SELECTED EXCERPT:

Adaptive Discretization for Consistency Models¶

Conference: NeurIPS 2025 arXiv: 2510.17266 Code: GitHub Area: Image Restoration Keywords: Consistency Model, Adaptive Discretization, Training Efficiency, Single-Step Generation, Lagrange Multiplier Method

TL;DR¶

This paper proposes ADCM, which formalizes the discretization step size of consistency models as a constrained optimization problem balancing local consistency (trainability) and global consistency (stability), derives a closed-form solution via the Gauss-Newton method, and achieves adaptive discretization that surpasses all prior CMs on CIFAR-10 using less than 25% of the training budget.

Background & Motivation¶

Core Problem: Consistency models (CMs) achieve single-step generation by mapping points on PF-ODE trajectories to endpoints, but their training is highly sensitive to the discretization strategy used for adjacent trajectory points.
Limitations of Prior Work: (1) Discrete CMs (iCT, ECM) rely on manually designed discretization schedules that require repeated tuning across different noise schedules and datasets; (2) Continuous CMs (sCM) circumvent discretization by taking \(\Delta t \to 0\), but suffer from severe training instability; (3) CCM iteratively solves via PSNR thresholds, incurring substantial computational cost.

GIVEN INFORMATION:
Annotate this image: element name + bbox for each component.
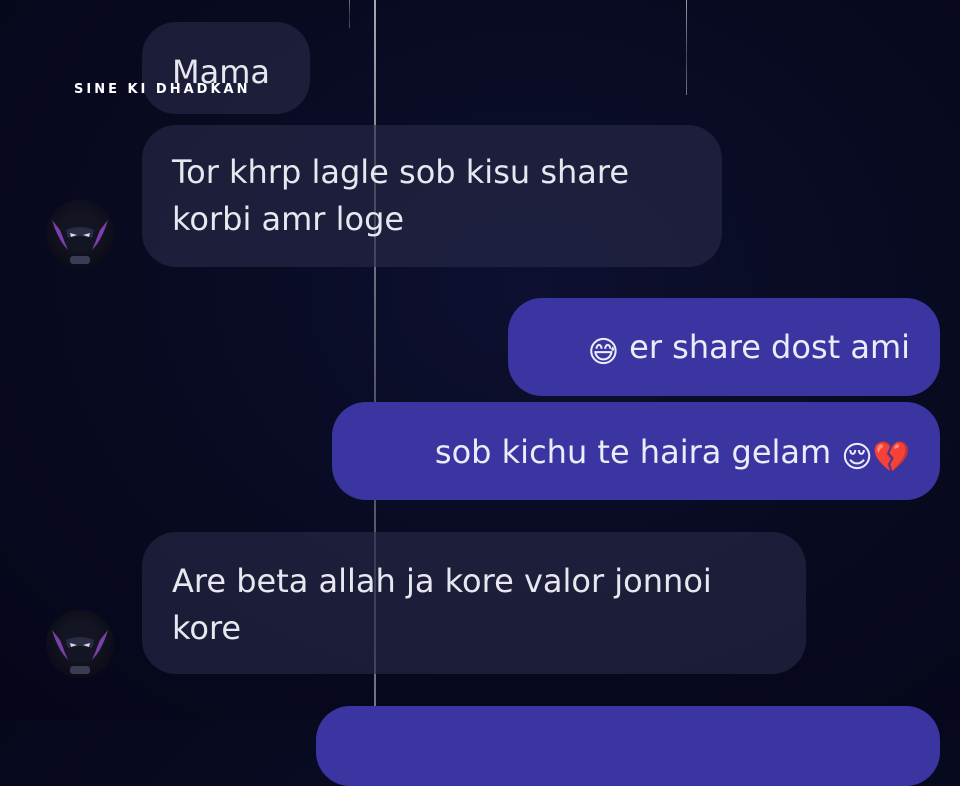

THE TASKS:
1. In three sentences, summarize the write-up on adaptive discretization for consistency models that appears before the material.
2. Write the next part of the consistency-model write-up, starting right after its list of limitations of prior work.

OUTPUTS FOR THE TASKS:
1. Consistency models generate in a single step by mapping points on PF-ODE trajectories to their endpoints, but their training is highly sensitive to how adjacent trajectory points are discretized. Earlier approaches either depend on hand-designed schedules that must be retuned for different noise schedules and datasets, train unstably by taking the step size to zero, or spend heavy computation solving iteratively with PSNR thresholds. ADCM instead treats the step size as a constrained optimization problem that balances local consistency for trainability against global consistency for stability, solves it in closed form with the Gauss-Newton method, and surpasses all prior consistency models on CIFAR-10 with less than 25% of the training budget.

2.
Key Challenge: Small \(\Delta t\) yields good local consistency but large global denoising error, causing instability; large \(\Delta t\) improves stability but degrades local consistency, making training difficult.
Key Insight: Formalize the discretization step size selection as a constrained optimization problem that adaptively balances trainability and stability.

Method¶

Local Consistency and Global Consistency¶

Local Consistency (optimization objective): \(\mathcal{L}_\text{local} = \mathbb{E}[\|f_{\theta^-}(\mathbf{x}_t) - f_{\theta^-}(\mathbf{x}_{t-\Delta t})\|_2^2]\), minimization of which favors small \(\Delta t\).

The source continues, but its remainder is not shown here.